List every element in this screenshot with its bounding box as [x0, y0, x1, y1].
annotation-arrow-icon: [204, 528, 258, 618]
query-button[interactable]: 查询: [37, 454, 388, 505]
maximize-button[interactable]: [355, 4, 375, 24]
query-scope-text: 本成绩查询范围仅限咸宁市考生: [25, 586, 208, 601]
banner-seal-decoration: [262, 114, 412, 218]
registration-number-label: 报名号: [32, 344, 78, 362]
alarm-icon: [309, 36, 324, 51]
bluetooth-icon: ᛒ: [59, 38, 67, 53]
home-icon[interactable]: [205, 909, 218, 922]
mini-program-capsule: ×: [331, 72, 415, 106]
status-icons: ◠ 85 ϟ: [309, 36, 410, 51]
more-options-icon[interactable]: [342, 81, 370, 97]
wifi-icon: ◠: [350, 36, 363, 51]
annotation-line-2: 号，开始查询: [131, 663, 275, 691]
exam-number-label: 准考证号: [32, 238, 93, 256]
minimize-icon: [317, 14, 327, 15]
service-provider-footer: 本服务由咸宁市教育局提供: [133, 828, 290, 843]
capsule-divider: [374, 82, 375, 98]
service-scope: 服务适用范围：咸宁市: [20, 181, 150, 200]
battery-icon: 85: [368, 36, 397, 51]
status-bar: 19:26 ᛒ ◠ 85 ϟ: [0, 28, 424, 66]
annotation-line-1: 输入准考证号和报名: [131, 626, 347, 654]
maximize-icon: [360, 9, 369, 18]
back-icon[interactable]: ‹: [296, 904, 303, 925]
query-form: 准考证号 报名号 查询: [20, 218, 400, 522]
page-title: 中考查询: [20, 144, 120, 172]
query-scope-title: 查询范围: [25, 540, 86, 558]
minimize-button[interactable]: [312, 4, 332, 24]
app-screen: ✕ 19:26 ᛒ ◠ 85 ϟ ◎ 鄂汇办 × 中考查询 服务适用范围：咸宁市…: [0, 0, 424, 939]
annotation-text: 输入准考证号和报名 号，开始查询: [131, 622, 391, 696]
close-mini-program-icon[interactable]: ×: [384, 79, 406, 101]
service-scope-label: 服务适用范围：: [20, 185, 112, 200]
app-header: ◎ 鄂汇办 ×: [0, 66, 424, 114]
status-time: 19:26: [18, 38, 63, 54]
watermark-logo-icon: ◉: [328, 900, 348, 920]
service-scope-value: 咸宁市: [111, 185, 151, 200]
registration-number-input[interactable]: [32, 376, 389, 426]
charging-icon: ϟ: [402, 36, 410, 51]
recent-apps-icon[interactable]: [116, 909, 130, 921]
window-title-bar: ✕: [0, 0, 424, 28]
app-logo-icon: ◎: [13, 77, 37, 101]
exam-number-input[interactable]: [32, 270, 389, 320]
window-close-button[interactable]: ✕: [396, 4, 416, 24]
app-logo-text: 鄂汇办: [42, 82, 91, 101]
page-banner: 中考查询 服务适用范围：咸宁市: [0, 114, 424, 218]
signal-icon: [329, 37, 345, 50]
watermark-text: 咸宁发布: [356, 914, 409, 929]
________________________________________
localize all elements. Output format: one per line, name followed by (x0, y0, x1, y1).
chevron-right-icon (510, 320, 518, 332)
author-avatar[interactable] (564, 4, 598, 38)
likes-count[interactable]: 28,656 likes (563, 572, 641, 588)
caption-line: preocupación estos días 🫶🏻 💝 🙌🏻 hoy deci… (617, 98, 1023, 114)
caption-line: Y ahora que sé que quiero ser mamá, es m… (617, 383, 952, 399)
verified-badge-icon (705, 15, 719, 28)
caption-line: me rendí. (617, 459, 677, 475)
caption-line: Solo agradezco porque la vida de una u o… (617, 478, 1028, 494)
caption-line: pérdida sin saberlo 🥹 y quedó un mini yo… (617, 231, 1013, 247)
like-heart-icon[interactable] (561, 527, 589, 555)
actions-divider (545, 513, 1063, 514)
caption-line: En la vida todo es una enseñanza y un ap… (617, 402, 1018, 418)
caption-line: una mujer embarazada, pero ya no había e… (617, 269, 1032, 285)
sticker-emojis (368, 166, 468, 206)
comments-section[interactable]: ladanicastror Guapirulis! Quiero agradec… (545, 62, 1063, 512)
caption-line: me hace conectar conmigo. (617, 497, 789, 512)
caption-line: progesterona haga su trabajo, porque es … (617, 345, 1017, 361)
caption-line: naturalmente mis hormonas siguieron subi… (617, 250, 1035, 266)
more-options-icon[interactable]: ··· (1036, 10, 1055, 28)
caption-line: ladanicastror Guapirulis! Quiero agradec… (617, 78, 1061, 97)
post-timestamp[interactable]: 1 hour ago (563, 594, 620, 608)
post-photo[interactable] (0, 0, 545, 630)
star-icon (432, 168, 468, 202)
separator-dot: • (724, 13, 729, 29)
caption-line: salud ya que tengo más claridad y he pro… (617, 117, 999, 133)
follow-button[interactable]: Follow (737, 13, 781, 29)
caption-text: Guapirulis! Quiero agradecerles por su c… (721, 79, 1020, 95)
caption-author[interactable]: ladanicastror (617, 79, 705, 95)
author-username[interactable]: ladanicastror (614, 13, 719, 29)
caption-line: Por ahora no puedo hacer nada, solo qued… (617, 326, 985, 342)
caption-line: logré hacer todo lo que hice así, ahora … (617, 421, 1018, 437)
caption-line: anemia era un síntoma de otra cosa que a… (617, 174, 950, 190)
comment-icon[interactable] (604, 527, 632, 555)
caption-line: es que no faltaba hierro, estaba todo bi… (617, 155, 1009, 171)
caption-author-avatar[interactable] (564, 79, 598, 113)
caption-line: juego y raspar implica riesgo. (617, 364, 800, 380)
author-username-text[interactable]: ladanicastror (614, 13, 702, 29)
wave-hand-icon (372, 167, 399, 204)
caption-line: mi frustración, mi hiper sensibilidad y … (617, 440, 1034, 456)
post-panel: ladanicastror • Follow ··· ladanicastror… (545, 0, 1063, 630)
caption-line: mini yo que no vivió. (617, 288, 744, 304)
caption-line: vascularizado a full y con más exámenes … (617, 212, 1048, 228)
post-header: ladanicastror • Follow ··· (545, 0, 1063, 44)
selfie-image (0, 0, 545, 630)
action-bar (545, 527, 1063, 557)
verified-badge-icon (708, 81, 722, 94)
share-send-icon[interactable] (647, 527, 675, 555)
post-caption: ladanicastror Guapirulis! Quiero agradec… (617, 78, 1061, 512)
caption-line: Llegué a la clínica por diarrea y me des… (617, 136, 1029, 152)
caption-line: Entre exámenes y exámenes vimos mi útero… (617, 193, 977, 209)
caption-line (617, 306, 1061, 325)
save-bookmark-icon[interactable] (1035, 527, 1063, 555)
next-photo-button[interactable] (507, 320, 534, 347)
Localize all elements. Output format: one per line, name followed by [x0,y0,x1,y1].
________________________________________
Copy the data from the line containing "List every element" through the line containing "service-scope: 服务适用范围：咸宁市: [20, 181, 150, 200]", both included, without changing anything.

= EXERCISE SOLUTION =
List every element in this screenshot with its bounding box as [x0, y0, x1, y1].
annotation-arrow-icon: [204, 528, 258, 618]
query-button[interactable]: 查询: [37, 454, 388, 505]
maximize-button[interactable]: [355, 4, 375, 24]
query-scope-text: 本成绩查询范围仅限咸宁市考生: [25, 586, 208, 601]
banner-seal-decoration: [262, 114, 412, 218]
registration-number-label: 报名号: [32, 344, 78, 362]
alarm-icon: [309, 36, 324, 51]
bluetooth-icon: ᛒ: [59, 38, 67, 53]
home-icon[interactable]: [205, 909, 218, 922]
mini-program-capsule: ×: [331, 72, 415, 106]
status-icons: ◠ 85 ϟ: [309, 36, 410, 51]
more-options-icon[interactable]: [342, 81, 370, 97]
wifi-icon: ◠: [350, 36, 363, 51]
annotation-line-2: 号，开始查询: [131, 663, 275, 691]
exam-number-label: 准考证号: [32, 238, 93, 256]
minimize-icon: [317, 14, 327, 15]
service-provider-footer: 本服务由咸宁市教育局提供: [133, 828, 290, 843]
capsule-divider: [374, 82, 375, 98]
service-scope: 服务适用范围：咸宁市: [20, 181, 150, 200]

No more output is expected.